Saved entries
- - - - -

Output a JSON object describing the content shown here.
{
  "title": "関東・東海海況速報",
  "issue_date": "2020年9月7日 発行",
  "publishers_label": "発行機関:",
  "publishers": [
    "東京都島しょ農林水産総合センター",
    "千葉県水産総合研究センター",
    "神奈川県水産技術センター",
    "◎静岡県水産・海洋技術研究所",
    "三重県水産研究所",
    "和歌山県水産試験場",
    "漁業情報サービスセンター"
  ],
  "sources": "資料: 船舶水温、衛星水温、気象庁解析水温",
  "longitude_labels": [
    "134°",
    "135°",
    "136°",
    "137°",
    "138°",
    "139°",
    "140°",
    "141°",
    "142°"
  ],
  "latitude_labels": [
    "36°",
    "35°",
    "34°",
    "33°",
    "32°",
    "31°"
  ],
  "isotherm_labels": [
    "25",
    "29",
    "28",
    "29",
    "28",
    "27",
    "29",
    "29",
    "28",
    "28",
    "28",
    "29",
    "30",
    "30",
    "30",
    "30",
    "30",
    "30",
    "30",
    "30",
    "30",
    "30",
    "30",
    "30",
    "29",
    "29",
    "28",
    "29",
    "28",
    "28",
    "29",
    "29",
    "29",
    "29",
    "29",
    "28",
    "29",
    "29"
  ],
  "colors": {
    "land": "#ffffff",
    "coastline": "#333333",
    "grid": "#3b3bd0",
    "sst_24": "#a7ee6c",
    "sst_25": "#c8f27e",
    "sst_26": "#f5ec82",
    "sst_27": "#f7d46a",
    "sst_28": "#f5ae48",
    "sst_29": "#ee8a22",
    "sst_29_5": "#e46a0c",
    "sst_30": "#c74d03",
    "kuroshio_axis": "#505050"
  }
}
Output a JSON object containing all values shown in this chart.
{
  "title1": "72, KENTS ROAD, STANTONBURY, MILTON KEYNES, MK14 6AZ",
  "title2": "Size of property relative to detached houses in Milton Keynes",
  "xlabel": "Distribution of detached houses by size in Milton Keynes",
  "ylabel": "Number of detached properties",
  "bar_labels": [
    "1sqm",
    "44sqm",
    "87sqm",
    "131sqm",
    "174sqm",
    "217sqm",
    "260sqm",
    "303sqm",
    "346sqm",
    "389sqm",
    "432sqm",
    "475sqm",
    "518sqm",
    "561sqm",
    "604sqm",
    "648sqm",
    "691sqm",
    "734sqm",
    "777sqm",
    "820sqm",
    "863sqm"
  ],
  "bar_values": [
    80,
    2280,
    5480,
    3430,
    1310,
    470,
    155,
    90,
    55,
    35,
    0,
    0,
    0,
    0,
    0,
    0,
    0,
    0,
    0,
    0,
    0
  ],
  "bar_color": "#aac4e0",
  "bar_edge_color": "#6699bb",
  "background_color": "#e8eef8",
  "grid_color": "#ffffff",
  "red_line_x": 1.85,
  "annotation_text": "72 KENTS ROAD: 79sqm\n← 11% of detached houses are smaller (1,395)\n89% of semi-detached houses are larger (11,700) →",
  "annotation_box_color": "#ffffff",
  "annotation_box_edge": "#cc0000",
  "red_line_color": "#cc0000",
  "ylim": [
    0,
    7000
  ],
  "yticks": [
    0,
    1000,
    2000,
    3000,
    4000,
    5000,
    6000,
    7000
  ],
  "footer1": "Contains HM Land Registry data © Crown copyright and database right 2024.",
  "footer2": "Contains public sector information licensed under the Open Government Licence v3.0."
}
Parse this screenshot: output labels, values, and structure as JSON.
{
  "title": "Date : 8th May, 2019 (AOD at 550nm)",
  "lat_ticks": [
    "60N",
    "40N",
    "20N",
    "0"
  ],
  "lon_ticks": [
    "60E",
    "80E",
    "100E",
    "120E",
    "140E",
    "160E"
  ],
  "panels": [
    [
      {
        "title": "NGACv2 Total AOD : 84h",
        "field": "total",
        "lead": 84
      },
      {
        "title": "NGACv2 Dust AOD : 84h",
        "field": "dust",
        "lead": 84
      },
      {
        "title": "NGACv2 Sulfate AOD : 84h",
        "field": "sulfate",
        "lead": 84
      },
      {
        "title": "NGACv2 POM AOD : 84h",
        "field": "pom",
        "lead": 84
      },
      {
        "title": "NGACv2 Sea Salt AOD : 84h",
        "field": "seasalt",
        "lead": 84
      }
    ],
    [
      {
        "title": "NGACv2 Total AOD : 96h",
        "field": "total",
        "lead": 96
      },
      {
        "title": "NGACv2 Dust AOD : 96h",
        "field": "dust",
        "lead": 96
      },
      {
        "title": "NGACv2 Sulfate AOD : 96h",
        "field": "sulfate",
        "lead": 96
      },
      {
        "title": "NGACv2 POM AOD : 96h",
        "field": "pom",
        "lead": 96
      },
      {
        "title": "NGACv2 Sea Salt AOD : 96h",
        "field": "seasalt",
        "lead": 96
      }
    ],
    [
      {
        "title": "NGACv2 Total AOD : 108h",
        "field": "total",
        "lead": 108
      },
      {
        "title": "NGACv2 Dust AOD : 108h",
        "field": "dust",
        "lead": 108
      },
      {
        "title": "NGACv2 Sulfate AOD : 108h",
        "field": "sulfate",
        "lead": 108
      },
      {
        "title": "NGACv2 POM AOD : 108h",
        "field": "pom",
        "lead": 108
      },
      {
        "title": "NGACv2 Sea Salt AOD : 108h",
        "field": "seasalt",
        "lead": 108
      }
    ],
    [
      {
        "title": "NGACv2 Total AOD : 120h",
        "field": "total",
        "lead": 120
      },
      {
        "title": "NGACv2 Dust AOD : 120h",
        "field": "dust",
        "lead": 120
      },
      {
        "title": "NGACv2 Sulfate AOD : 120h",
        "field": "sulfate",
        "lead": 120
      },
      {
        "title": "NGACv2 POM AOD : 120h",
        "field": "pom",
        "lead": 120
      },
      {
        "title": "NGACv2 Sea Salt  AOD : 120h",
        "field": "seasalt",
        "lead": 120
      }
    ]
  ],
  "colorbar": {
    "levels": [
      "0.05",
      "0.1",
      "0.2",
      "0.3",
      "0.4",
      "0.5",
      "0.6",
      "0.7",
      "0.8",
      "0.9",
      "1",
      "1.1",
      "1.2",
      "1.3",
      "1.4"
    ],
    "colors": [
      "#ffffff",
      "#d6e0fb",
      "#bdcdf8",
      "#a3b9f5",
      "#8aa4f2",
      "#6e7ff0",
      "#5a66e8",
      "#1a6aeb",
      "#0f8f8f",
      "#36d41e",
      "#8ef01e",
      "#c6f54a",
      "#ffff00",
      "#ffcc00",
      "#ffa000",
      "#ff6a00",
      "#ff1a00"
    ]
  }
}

- - - - -

* _Work to do_:
All of the data needs to be printed once more, exactly.

* _Exercise result_:
Output a JSON object describing the content shown here.
{
  "title": "関東・東海海況速報",
  "issue_date": "2020年9月7日 発行",
  "publishers_label": "発行機関:",
  "publishers": [
    "東京都島しょ農林水産総合センター",
    "千葉県水産総合研究センター",
    "神奈川県水産技術センター",
    "◎静岡県水産・海洋技術研究所",
    "三重県水産研究所",
    "和歌山県水産試験場",
    "漁業情報サービスセンター"
  ],
  "sources": "資料: 船舶水温、衛星水温、気象庁解析水温",
  "longitude_labels": [
    "134°",
    "135°",
    "136°",
    "137°",
    "138°",
    "139°",
    "140°",
    "141°",
    "142°"
  ],
  "latitude_labels": [
    "36°",
    "35°",
    "34°",
    "33°",
    "32°",
    "31°"
  ],
  "isotherm_labels": [
    "25",
    "29",
    "28",
    "29",
    "28",
    "27",
    "29",
    "29",
    "28",
    "28",
    "28",
    "29",
    "30",
    "30",
    "30",
    "30",
    "30",
    "30",
    "30",
    "30",
    "30",
    "30",
    "30",
    "30",
    "29",
    "29",
    "28",
    "29",
    "28",
    "28",
    "29",
    "29",
    "29",
    "29",
    "29",
    "28",
    "29",
    "29"
  ],
  "colors": {
    "land": "#ffffff",
    "coastline": "#333333",
    "grid": "#3b3bd0",
    "sst_24": "#a7ee6c",
    "sst_25": "#c8f27e",
    "sst_26": "#f5ec82",
    "sst_27": "#f7d46a",
    "sst_28": "#f5ae48",
    "sst_29": "#ee8a22",
    "sst_29_5": "#e46a0c",
    "sst_30": "#c74d03",
    "kuroshio_axis": "#505050"
  }
}
Output a JSON object containing all values shown in this chart.
{
  "title1": "72, KENTS ROAD, STANTONBURY, MILTON KEYNES, MK14 6AZ",
  "title2": "Size of property relative to detached houses in Milton Keynes",
  "xlabel": "Distribution of detached houses by size in Milton Keynes",
  "ylabel": "Number of detached properties",
  "bar_labels": [
    "1sqm",
    "44sqm",
    "87sqm",
    "131sqm",
    "174sqm",
    "217sqm",
    "260sqm",
    "303sqm",
    "346sqm",
    "389sqm",
    "432sqm",
    "475sqm",
    "518sqm",
    "561sqm",
    "604sqm",
    "648sqm",
    "691sqm",
    "734sqm",
    "777sqm",
    "820sqm",
    "863sqm"
  ],
  "bar_values": [
    80,
    2280,
    5480,
    3430,
    1310,
    470,
    155,
    90,
    55,
    35,
    0,
    0,
    0,
    0,
    0,
    0,
    0,
    0,
    0,
    0,
    0
  ],
  "bar_color": "#aac4e0",
  "bar_edge_color": "#6699bb",
  "background_color": "#e8eef8",
  "grid_color": "#ffffff",
  "red_line_x": 1.85,
  "annotation_text": "72 KENTS ROAD: 79sqm\n← 11% of detached houses are smaller (1,395)\n89% of semi-detached houses are larger (11,700) →",
  "annotation_box_color": "#ffffff",
  "annotation_box_edge": "#cc0000",
  "red_line_color": "#cc0000",
  "ylim": [
    0,
    7000
  ],
  "yticks": [
    0,
    1000,
    2000,
    3000,
    4000,
    5000,
    6000,
    7000
  ],
  "footer1": "Contains HM Land Registry data © Crown copyright and database right 2024.",
  "footer2": "Contains public sector information licensed under the Open Government Licence v3.0."
}
Parse this screenshot: output labels, values, and structure as JSON.
{
  "title": "Date : 8th May, 2019 (AOD at 550nm)",
  "lat_ticks": [
    "60N",
    "40N",
    "20N",
    "0"
  ],
  "lon_ticks": [
    "60E",
    "80E",
    "100E",
    "120E",
    "140E",
    "160E"
  ],
  "panels": [
    [
      {
        "title": "NGACv2 Total AOD : 84h",
        "field": "total",
        "lead": 84
      },
      {
        "title": "NGACv2 Dust AOD : 84h",
        "field": "dust",
        "lead": 84
      },
      {
        "title": "NGACv2 Sulfate AOD : 84h",
        "field": "sulfate",
        "lead": 84
      },
      {
        "title": "NGACv2 POM AOD : 84h",
        "field": "pom",
        "lead": 84
      },
      {
        "title": "NGACv2 Sea Salt AOD : 84h",
        "field": "seasalt",
        "lead": 84
      }
    ],
    [
      {
        "title": "NGACv2 Total AOD : 96h",
        "field": "total",
        "lead": 96
      },
      {
        "title": "NGACv2 Dust AOD : 96h",
        "field": "dust",
        "lead": 96
      },
      {
        "title": "NGACv2 Sulfate AOD : 96h",
        "field": "sulfate",
        "lead": 96
      },
      {
        "title": "NGACv2 POM AOD : 96h",
        "field": "pom",
        "lead": 96
      },
      {
        "title": "NGACv2 Sea Salt AOD : 96h",
        "field": "seasalt",
        "lead": 96
      }
    ],
    [
      {
        "title": "NGACv2 Total AOD : 108h",
        "field": "total",
        "lead": 108
      },
      {
        "title": "NGACv2 Dust AOD : 108h",
        "field": "dust",
        "lead": 108
      },
      {
        "title": "NGACv2 Sulfate AOD : 108h",
        "field": "sulfate",
        "lead": 108
      },
      {
        "title": "NGACv2 POM AOD : 108h",
        "field": "pom",
        "lead": 108
      },
      {
        "title": "NGACv2 Sea Salt AOD : 108h",
        "field": "seasalt",
        "lead": 108
      }
    ],
    [
      {
        "title": "NGACv2 Total AOD : 120h",
        "field": "total",
        "lead": 120
      },
      {
        "title": "NGACv2 Dust AOD : 120h",
        "field": "dust",
        "lead": 120
      },
      {
        "title": "NGACv2 Sulfate AOD : 120h",
        "field": "sulfate",
        "lead": 120
      },
      {
        "title": "NGACv2 POM AOD : 120h",
        "field": "pom",
        "lead": 120
      },
      {
        "title": "NGACv2 Sea Salt  AOD : 120h",
        "field": "seasalt",
        "lead": 120
      }
    ]
  ],
  "colorbar": {
    "levels": [
      "0.05",
      "0.1",
      "0.2",
      "0.3",
      "0.4",
      "0.5",
      "0.6",
      "0.7",
      "0.8",
      "0.9",
      "1",
      "1.1",
      "1.2",
      "1.3",
      "1.4"
    ],
    "colors": [
      "#ffffff",
      "#d6e0fb",
      "#bdcdf8",
      "#a3b9f5",
      "#8aa4f2",
      "#6e7ff0",
      "#5a66e8",
      "#1a6aeb",
      "#0f8f8f",
      "#36d41e",
      "#8ef01e",
      "#c6f54a",
      "#ffff00",
      "#ffcc00",
      "#ffa000",
      "#ff6a00",
      "#ff1a00"
    ]
  }
}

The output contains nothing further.